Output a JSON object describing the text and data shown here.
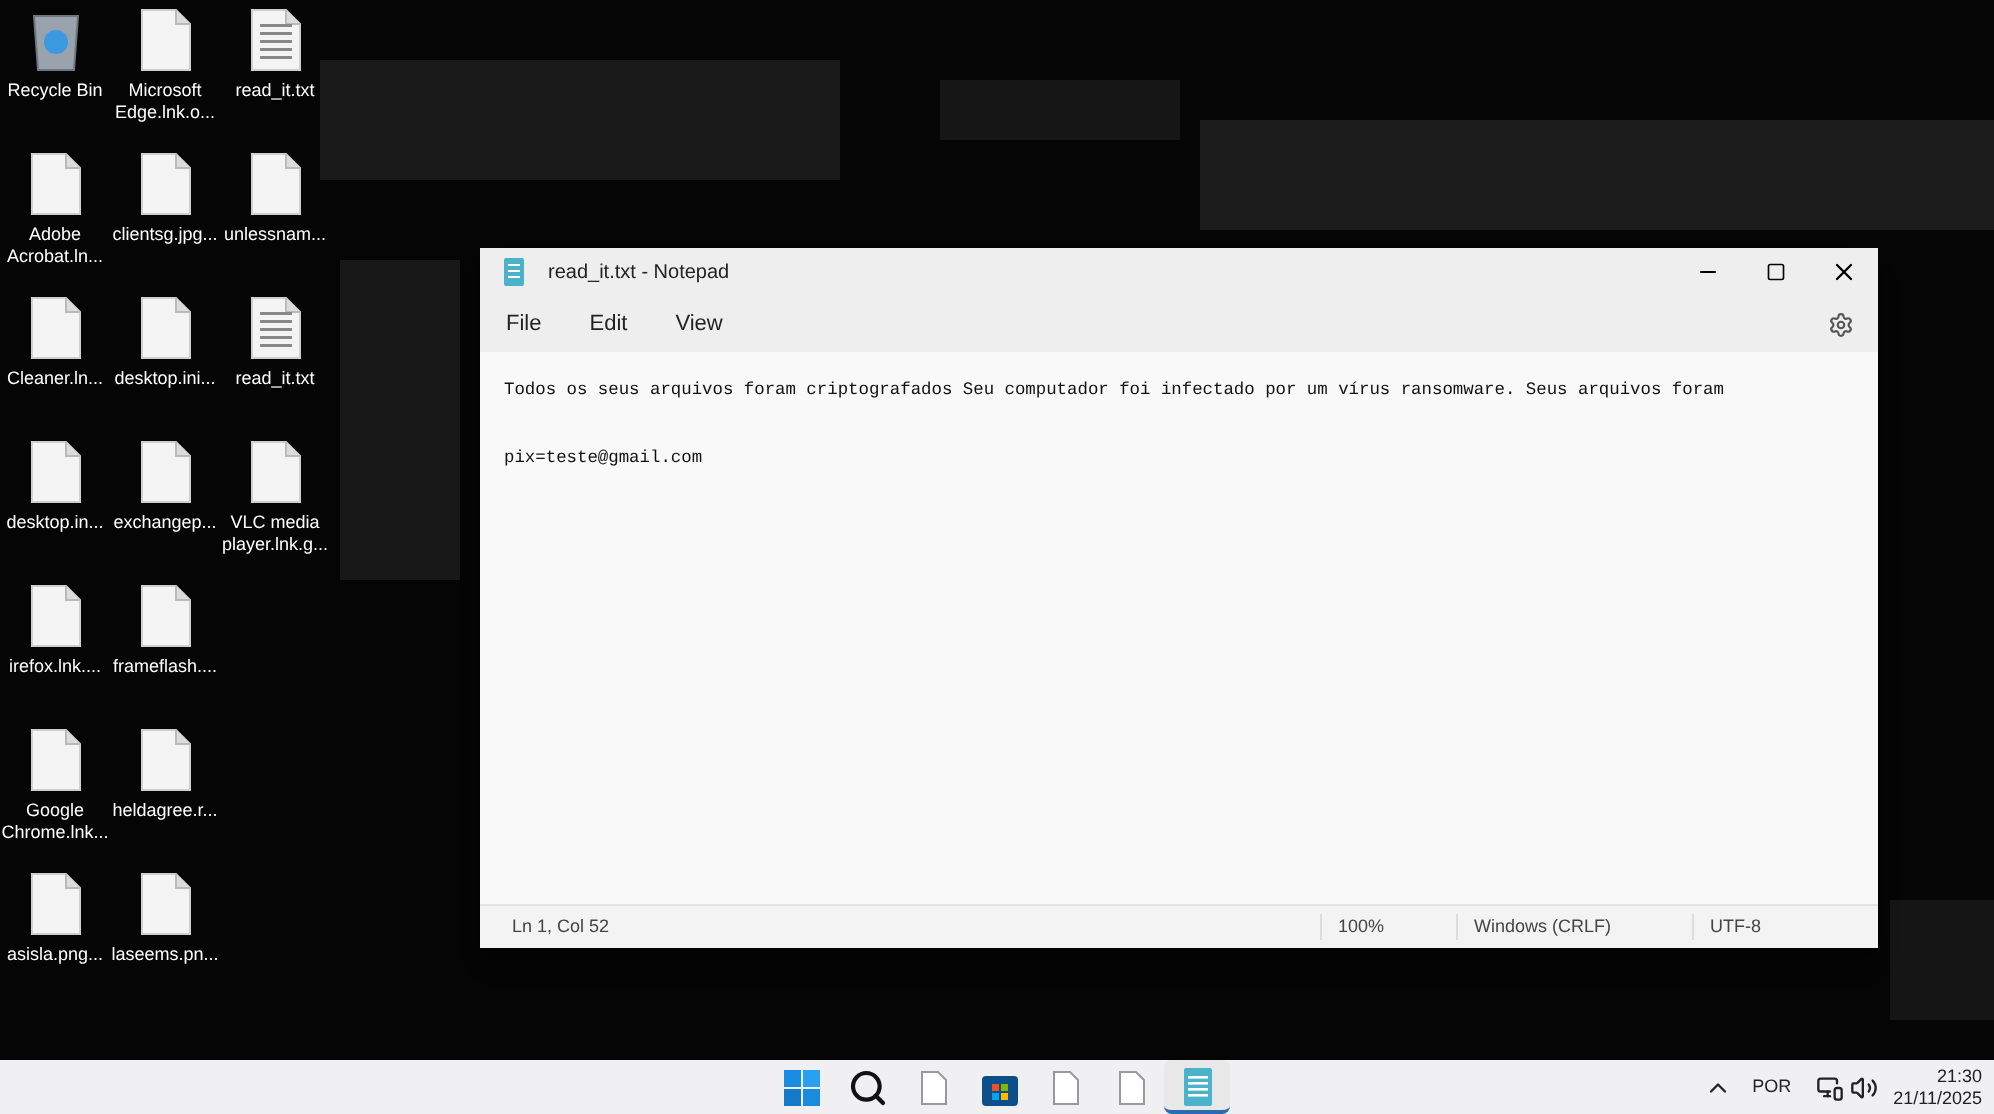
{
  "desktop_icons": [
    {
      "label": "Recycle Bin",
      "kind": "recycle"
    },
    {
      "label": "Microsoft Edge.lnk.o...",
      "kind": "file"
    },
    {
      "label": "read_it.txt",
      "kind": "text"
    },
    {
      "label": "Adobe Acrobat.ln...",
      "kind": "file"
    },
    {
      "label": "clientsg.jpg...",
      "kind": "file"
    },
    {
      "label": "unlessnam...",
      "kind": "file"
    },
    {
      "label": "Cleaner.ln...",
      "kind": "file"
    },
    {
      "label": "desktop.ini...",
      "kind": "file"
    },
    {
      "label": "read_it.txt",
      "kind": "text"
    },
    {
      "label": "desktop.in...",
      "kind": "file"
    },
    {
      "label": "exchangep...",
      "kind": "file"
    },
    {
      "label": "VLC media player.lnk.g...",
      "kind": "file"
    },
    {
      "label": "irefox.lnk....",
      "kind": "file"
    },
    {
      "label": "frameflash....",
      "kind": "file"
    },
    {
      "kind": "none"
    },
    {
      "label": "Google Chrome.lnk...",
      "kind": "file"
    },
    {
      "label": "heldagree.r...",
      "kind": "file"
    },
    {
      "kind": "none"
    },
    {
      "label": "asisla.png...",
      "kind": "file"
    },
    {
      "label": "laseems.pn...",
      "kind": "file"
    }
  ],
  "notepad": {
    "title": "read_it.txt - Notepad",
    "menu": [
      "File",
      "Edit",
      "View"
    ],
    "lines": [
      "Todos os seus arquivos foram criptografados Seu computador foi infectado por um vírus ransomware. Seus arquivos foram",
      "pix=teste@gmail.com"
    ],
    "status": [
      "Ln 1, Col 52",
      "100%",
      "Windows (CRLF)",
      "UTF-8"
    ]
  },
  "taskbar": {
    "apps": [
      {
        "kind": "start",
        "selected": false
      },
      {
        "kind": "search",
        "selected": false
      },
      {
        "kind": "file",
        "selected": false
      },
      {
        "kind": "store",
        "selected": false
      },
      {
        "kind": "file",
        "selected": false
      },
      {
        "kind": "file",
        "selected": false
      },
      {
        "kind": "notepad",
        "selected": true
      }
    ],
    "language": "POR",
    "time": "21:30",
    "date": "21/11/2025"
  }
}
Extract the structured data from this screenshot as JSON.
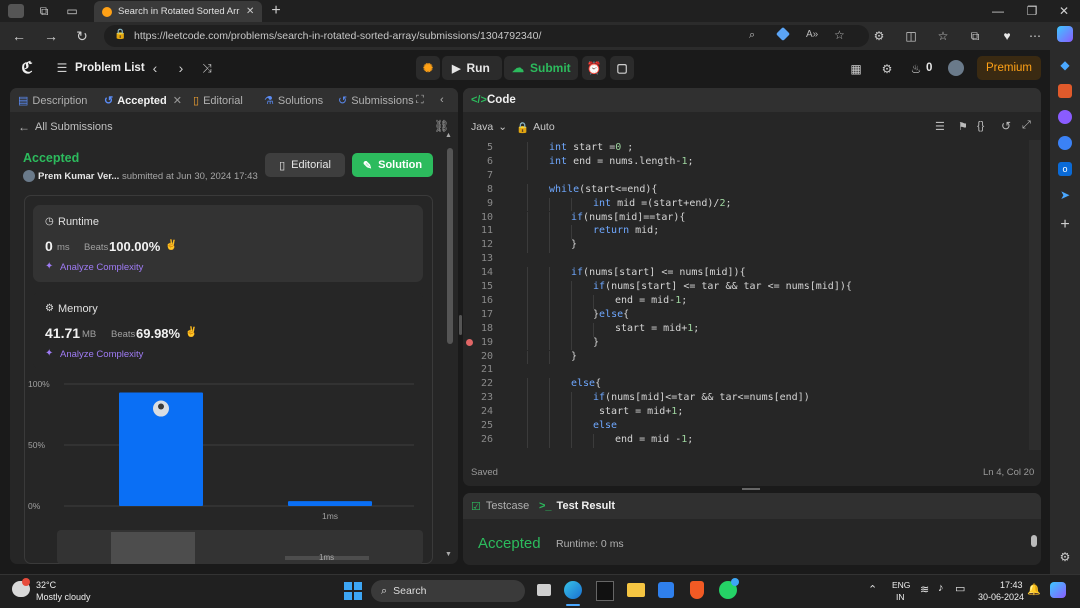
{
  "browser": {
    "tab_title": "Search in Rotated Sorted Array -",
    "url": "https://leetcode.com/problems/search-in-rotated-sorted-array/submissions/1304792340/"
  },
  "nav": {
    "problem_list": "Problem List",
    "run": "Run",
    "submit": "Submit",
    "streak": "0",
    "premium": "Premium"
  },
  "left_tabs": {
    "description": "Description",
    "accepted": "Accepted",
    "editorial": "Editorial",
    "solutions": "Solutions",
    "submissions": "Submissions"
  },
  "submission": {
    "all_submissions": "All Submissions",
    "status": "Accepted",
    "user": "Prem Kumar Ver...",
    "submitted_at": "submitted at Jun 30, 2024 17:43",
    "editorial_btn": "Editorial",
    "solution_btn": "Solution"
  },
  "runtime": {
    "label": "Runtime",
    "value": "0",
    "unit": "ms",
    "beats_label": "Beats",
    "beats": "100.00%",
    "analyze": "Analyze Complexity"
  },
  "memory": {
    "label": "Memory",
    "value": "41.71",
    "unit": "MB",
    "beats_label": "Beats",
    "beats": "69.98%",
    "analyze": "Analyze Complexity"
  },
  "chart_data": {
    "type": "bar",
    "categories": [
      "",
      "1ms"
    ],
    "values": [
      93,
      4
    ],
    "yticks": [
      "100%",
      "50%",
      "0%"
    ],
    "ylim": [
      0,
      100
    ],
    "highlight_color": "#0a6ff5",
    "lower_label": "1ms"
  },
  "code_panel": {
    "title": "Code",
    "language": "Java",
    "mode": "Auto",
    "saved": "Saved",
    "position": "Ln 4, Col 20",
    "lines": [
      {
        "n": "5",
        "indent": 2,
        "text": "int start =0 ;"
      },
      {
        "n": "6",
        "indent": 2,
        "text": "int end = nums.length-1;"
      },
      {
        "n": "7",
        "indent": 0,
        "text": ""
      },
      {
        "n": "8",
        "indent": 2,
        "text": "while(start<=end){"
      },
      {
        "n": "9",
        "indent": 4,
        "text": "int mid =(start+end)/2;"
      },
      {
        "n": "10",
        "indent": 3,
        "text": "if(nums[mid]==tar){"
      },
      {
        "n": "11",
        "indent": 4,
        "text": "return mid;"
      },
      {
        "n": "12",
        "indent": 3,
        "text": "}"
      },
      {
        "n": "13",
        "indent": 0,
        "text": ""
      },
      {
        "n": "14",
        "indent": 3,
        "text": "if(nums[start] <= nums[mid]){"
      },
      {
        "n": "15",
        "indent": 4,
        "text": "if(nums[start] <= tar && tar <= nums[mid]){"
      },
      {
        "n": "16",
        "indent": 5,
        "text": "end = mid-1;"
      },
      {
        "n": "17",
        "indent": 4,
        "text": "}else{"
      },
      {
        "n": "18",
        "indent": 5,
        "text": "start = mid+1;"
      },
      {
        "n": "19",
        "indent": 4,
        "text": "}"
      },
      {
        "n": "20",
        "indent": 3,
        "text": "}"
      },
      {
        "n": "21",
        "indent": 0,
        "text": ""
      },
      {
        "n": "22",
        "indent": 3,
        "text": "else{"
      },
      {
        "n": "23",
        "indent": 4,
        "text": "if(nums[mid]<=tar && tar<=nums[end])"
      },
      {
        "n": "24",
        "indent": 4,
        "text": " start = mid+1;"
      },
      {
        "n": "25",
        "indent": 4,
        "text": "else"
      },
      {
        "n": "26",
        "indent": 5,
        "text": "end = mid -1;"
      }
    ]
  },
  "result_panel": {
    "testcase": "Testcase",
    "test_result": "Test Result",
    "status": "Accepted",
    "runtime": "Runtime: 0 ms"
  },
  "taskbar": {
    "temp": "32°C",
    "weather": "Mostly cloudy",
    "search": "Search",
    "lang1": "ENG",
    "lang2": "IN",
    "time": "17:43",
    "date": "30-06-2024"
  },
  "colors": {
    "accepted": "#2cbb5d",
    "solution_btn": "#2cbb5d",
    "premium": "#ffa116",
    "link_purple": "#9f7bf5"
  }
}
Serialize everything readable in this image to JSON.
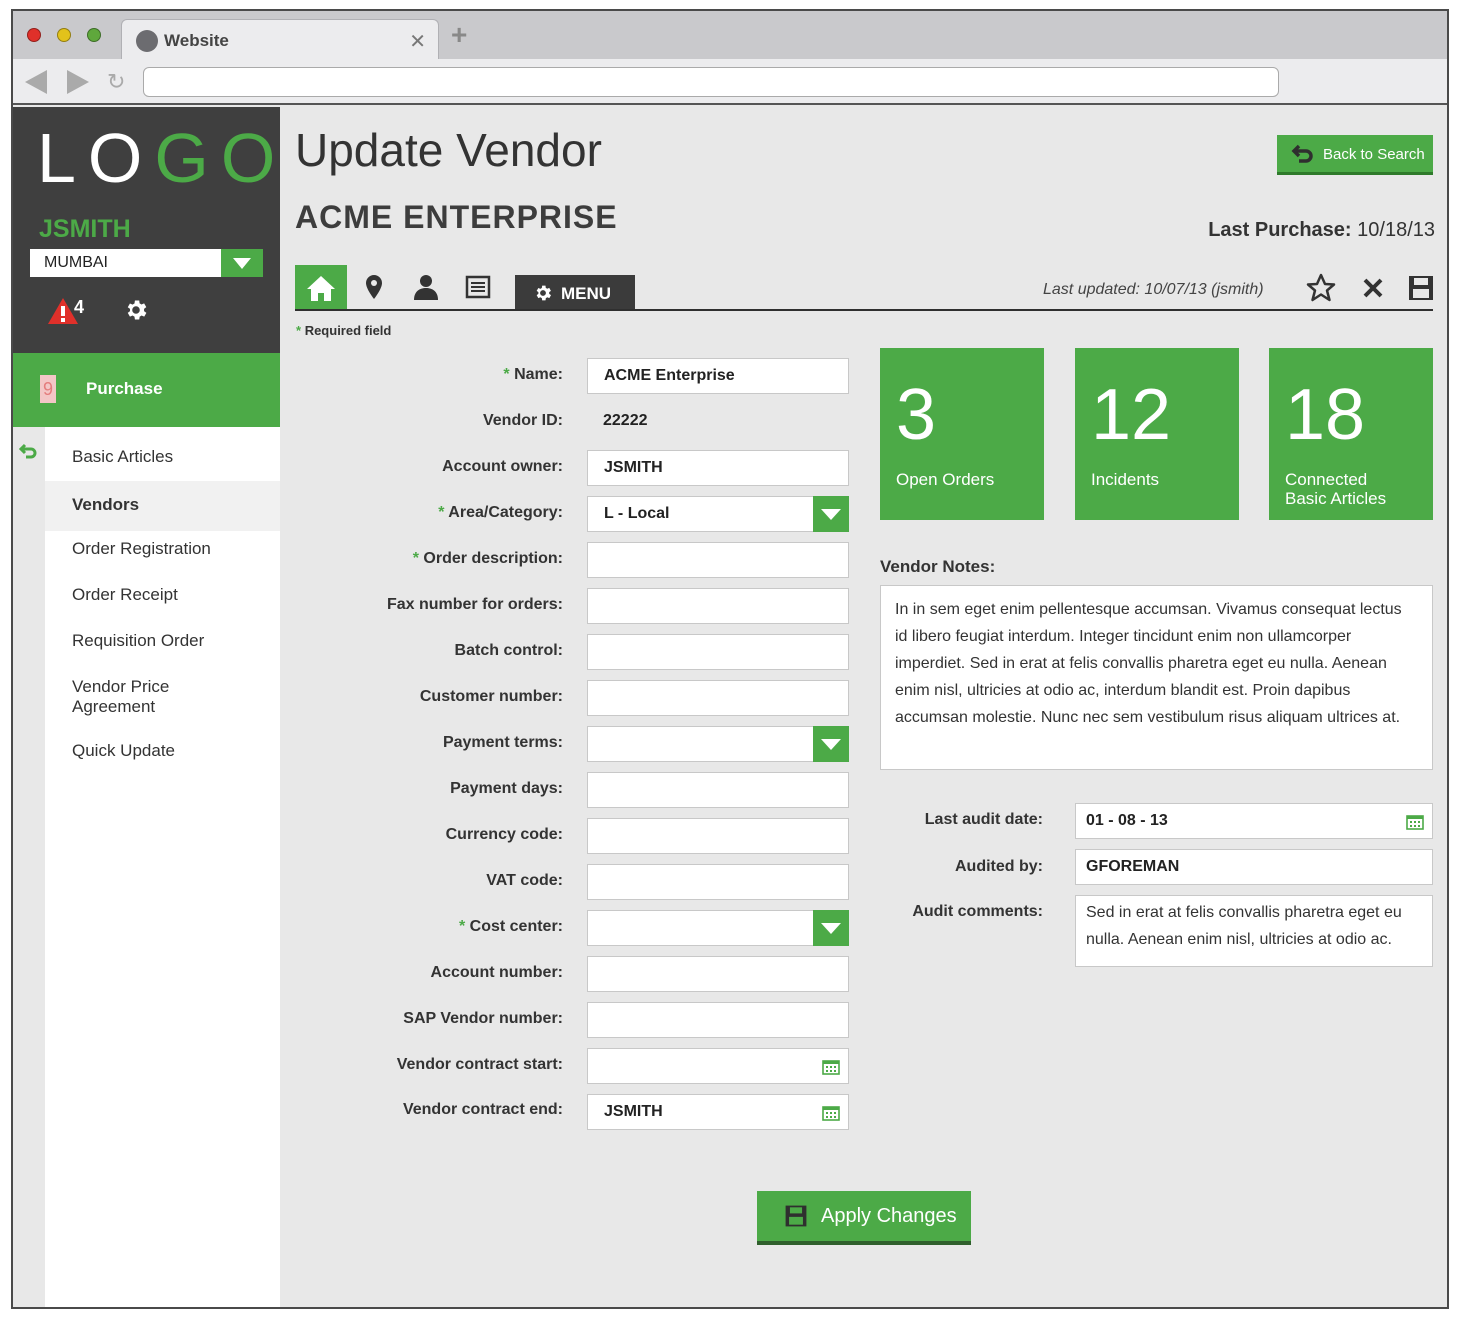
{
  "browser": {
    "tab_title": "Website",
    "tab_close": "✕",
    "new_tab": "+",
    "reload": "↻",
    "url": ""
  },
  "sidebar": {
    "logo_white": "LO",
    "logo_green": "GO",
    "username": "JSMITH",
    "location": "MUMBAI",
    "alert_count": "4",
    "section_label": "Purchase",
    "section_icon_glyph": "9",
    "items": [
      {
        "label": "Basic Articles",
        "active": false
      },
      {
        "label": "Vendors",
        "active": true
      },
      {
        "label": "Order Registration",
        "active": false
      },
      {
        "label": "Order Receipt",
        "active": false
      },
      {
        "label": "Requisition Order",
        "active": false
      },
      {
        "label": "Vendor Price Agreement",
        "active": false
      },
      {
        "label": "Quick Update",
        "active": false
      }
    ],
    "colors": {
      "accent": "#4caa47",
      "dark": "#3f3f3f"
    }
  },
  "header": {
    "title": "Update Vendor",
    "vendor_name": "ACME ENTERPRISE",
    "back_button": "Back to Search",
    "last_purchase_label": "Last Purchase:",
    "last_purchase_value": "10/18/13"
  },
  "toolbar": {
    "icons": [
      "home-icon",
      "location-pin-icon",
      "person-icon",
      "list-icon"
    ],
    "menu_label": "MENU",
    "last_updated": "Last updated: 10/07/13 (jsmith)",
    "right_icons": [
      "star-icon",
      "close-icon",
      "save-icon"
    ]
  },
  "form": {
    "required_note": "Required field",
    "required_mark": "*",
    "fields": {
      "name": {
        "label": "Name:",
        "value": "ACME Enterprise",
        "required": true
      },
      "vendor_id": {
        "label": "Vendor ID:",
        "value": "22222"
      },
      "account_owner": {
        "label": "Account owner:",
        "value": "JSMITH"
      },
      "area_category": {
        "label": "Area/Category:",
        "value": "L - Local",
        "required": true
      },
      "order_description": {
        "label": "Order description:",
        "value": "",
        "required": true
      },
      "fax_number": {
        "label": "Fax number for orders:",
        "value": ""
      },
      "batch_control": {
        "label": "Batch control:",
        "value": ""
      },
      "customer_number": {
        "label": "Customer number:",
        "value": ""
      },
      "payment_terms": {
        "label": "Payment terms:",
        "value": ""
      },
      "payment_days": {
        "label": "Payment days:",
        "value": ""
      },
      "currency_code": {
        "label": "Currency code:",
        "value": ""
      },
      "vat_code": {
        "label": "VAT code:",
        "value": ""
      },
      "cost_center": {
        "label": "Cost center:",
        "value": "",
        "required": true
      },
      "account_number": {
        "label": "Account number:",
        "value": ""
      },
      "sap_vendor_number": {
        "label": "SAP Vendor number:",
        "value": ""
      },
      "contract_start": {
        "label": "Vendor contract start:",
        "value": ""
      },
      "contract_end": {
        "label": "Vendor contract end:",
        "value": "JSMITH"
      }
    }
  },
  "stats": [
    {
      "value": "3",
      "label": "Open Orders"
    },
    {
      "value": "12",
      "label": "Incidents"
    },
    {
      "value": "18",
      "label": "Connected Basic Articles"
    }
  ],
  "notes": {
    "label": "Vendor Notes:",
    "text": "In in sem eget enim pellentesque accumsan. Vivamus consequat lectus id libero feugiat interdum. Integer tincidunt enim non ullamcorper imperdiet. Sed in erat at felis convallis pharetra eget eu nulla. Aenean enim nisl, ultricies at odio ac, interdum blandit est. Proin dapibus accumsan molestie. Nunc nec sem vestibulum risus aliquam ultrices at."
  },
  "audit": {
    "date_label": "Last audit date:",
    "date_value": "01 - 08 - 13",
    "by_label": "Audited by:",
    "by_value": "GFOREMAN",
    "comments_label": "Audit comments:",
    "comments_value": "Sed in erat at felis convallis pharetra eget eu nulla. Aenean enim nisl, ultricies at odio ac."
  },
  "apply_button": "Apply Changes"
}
┄┄┄┄┄┄
» TASK OBJECTIVE
List all lines holding the string "Basic".

» WRITTEN ANSWER
        "label": "Basic Articles",
      "label": "Connected Basic Articles"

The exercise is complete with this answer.